* What you should do: Repeat each entry in full, exactly.

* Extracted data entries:
=======

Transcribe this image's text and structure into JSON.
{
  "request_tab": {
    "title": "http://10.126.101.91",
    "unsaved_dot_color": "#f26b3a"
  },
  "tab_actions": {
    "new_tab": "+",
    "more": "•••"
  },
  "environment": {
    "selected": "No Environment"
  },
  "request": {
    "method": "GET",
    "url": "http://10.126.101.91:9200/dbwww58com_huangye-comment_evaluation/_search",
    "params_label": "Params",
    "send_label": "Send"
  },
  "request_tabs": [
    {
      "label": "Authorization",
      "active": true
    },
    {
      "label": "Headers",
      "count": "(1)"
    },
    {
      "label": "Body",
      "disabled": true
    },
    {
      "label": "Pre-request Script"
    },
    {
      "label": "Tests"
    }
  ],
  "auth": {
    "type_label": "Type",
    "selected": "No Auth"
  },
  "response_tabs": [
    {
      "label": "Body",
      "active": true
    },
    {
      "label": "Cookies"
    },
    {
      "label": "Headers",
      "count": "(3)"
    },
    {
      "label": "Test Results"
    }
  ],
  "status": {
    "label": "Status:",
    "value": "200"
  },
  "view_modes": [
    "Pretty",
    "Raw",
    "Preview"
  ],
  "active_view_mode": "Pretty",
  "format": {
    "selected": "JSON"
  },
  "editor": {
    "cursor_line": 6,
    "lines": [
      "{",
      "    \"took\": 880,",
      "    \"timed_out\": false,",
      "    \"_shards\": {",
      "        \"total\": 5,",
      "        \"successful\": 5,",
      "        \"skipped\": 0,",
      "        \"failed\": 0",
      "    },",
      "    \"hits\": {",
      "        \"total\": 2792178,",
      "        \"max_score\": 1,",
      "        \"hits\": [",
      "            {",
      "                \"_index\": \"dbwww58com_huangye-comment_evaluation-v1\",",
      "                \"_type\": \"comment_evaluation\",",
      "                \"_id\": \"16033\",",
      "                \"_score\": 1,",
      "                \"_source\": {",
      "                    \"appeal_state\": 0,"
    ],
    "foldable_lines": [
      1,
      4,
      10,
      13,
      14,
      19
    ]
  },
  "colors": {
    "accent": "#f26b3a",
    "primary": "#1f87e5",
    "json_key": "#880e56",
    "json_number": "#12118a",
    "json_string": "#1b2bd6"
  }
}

=======

* Exercise output:
Transcribe this image's text and structure into JSON.
{
  "request_tab": {
    "title": "http://10.126.101.91",
    "unsaved_dot_color": "#f26b3a"
  },
  "tab_actions": {
    "new_tab": "+",
    "more": "•••"
  },
  "environment": {
    "selected": "No Environment"
  },
  "request": {
    "method": "GET",
    "url": "http://10.126.101.91:9200/dbwww58com_huangye-comment_evaluation/_search",
    "params_label": "Params",
    "send_label": "Send"
  },
  "request_tabs": [
    {
      "label": "Authorization",
      "active": true
    },
    {
      "label": "Headers",
      "count": "(1)"
    },
    {
      "label": "Body",
      "disabled": true
    },
    {
      "label": "Pre-request Script"
    },
    {
      "label": "Tests"
    }
  ],
  "auth": {
    "type_label": "Type",
    "selected": "No Auth"
  },
  "response_tabs": [
    {
      "label": "Body",
      "active": true
    },
    {
      "label": "Cookies"
    },
    {
      "label": "Headers",
      "count": "(3)"
    },
    {
      "label": "Test Results"
    }
  ],
  "status": {
    "label": "Status:",
    "value": "200"
  },
  "view_modes": [
    "Pretty",
    "Raw",
    "Preview"
  ],
  "active_view_mode": "Pretty",
  "format": {
    "selected": "JSON"
  },
  "editor": {
    "cursor_line": 6,
    "lines": [
      "{",
      "    \"took\": 880,",
      "    \"timed_out\": false,",
      "    \"_shards\": {",
      "        \"total\": 5,",
      "        \"successful\": 5,",
      "        \"skipped\": 0,",
      "        \"failed\": 0",
      "    },",
      "    \"hits\": {",
      "        \"total\": 2792178,",
      "        \"max_score\": 1,",
      "        \"hits\": [",
      "            {",
      "                \"_index\": \"dbwww58com_huangye-comment_evaluation-v1\",",
      "                \"_type\": \"comment_evaluation\",",
      "                \"_id\": \"16033\",",
      "                \"_score\": 1,",
      "                \"_source\": {",
      "                    \"appeal_state\": 0,"
    ],
    "foldable_lines": [
      1,
      4,
      10,
      13,
      14,
      19
    ]
  },
  "colors": {
    "accent": "#f26b3a",
    "primary": "#1f87e5",
    "json_key": "#880e56",
    "json_number": "#12118a",
    "json_string": "#1b2bd6"
  }
}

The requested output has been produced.